EXTRACTED ENTRIES:
##########
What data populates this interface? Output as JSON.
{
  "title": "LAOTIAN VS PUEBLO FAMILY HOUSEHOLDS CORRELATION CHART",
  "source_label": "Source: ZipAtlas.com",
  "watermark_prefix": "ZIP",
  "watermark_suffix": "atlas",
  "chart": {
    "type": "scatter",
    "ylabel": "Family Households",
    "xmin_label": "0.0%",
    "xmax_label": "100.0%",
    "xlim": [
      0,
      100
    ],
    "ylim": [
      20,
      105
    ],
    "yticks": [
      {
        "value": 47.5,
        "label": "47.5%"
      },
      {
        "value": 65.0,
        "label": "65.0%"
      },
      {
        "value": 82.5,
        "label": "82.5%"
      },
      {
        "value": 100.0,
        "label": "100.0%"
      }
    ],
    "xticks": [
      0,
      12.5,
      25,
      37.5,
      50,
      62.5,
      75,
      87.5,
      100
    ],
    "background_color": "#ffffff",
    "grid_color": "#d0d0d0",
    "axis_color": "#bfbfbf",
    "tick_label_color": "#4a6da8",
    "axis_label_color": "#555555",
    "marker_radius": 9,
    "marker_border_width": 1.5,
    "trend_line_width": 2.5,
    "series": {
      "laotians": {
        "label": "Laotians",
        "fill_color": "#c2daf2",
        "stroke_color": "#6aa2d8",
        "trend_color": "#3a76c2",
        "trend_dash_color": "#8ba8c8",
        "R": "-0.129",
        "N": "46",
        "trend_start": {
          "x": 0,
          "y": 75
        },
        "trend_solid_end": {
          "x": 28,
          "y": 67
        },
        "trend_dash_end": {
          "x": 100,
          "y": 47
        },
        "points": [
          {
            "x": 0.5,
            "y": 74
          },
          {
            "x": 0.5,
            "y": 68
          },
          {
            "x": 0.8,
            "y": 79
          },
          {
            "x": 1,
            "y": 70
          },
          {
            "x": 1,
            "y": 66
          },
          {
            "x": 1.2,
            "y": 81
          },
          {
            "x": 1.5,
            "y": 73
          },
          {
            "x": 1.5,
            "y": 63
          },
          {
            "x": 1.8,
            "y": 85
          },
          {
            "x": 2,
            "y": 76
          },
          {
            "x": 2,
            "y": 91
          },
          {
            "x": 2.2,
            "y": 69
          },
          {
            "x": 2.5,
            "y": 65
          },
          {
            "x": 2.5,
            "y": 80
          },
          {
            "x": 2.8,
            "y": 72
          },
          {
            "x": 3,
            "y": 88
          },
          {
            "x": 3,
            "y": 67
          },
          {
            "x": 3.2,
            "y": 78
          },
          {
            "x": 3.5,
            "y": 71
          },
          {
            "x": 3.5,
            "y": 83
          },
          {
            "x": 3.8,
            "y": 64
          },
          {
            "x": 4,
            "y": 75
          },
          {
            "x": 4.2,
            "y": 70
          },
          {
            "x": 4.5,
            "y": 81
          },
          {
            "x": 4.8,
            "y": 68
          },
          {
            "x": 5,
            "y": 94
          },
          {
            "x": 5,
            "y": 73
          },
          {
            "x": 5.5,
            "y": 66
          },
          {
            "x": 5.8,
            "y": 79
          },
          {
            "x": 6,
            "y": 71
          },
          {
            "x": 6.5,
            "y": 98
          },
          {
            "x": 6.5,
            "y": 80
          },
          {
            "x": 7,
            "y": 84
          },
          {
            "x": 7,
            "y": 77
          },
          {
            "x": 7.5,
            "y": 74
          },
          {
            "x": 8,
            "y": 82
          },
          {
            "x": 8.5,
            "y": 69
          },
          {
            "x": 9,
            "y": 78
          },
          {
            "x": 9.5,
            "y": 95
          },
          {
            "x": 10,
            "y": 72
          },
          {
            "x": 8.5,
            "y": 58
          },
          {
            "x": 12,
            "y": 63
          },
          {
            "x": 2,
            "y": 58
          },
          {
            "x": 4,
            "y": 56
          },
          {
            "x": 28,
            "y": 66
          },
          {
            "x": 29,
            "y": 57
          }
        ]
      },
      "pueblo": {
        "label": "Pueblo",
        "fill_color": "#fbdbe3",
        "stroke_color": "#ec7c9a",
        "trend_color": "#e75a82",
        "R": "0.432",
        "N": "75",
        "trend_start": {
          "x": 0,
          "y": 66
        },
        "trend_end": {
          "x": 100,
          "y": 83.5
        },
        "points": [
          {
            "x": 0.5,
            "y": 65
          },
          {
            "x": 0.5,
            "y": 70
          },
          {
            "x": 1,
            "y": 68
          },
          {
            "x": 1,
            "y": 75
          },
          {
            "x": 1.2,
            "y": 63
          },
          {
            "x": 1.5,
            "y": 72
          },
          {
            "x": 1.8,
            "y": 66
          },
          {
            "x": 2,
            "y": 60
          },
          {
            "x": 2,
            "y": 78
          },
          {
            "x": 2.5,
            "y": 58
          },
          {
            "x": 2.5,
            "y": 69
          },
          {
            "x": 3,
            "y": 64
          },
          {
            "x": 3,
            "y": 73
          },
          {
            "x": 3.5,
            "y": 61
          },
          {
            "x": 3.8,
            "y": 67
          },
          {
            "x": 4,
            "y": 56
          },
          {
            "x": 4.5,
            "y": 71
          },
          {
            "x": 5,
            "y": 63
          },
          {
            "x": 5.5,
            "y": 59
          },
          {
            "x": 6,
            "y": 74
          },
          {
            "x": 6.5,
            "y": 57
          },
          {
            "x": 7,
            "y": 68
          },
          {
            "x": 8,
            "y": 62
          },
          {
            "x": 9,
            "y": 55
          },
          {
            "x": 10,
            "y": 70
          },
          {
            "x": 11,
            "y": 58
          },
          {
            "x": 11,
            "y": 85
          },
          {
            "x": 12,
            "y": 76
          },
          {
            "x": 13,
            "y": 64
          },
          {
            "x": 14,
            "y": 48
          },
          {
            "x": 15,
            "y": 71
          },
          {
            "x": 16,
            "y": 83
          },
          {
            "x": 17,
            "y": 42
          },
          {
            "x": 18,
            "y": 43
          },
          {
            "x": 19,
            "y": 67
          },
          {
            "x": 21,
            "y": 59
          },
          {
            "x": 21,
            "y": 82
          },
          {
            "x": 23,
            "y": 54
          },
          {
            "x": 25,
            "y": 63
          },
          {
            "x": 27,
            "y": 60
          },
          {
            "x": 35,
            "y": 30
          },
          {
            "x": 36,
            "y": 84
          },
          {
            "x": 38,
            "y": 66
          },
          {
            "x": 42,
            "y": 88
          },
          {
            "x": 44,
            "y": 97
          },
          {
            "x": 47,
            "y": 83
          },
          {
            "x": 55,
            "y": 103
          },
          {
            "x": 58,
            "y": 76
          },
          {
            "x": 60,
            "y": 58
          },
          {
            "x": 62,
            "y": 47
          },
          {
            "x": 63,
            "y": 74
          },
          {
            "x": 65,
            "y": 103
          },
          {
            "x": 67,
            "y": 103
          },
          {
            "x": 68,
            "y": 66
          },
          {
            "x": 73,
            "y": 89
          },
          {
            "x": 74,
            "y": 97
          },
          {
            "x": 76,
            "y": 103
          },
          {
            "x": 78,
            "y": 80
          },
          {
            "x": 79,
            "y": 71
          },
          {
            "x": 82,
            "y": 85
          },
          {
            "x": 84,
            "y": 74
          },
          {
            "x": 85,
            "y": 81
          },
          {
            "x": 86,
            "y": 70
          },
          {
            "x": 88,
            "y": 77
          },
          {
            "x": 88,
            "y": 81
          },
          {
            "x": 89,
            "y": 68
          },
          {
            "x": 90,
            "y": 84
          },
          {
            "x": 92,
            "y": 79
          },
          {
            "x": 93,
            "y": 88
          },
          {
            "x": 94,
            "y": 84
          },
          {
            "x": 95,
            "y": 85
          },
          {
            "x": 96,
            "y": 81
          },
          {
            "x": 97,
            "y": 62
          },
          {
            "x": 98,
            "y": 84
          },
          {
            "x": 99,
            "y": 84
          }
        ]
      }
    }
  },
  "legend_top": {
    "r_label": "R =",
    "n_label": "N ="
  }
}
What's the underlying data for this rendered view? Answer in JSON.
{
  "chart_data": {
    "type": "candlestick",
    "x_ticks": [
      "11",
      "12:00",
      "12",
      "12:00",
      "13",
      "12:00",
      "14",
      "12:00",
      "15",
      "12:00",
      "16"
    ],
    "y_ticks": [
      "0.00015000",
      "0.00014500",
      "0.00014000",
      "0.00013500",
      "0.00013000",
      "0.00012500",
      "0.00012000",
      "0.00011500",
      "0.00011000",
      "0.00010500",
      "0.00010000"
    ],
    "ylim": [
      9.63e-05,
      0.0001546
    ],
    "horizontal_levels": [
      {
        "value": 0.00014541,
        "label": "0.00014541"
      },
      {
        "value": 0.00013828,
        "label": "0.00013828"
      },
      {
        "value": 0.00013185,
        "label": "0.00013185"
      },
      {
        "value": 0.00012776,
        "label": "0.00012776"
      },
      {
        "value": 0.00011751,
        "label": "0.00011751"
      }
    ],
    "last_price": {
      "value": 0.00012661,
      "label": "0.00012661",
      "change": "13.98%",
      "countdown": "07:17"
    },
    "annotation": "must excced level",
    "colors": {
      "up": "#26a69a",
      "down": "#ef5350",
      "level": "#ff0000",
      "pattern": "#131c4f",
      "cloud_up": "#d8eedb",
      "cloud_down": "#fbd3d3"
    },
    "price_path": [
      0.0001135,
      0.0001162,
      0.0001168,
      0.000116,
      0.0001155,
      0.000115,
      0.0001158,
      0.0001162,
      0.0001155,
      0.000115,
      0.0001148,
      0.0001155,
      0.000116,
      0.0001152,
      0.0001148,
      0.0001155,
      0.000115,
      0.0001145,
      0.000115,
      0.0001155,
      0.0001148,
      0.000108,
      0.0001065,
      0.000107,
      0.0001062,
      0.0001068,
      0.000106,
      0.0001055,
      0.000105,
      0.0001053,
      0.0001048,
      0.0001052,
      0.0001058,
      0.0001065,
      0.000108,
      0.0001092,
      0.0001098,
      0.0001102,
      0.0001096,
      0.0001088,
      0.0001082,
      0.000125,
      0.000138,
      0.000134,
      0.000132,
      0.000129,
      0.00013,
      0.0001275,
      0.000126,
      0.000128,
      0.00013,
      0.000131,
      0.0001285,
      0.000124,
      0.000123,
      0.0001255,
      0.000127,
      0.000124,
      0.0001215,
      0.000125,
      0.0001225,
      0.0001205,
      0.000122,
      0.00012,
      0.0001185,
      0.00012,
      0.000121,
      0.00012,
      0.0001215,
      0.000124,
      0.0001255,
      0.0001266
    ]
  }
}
##########
THE REQUEST: Collect from the data above every line that includes "What".

COMPLETE OUTPUT:
What data populates this interface? Output as JSON.
What's the underlying data for this rendered view? Answer in JSON.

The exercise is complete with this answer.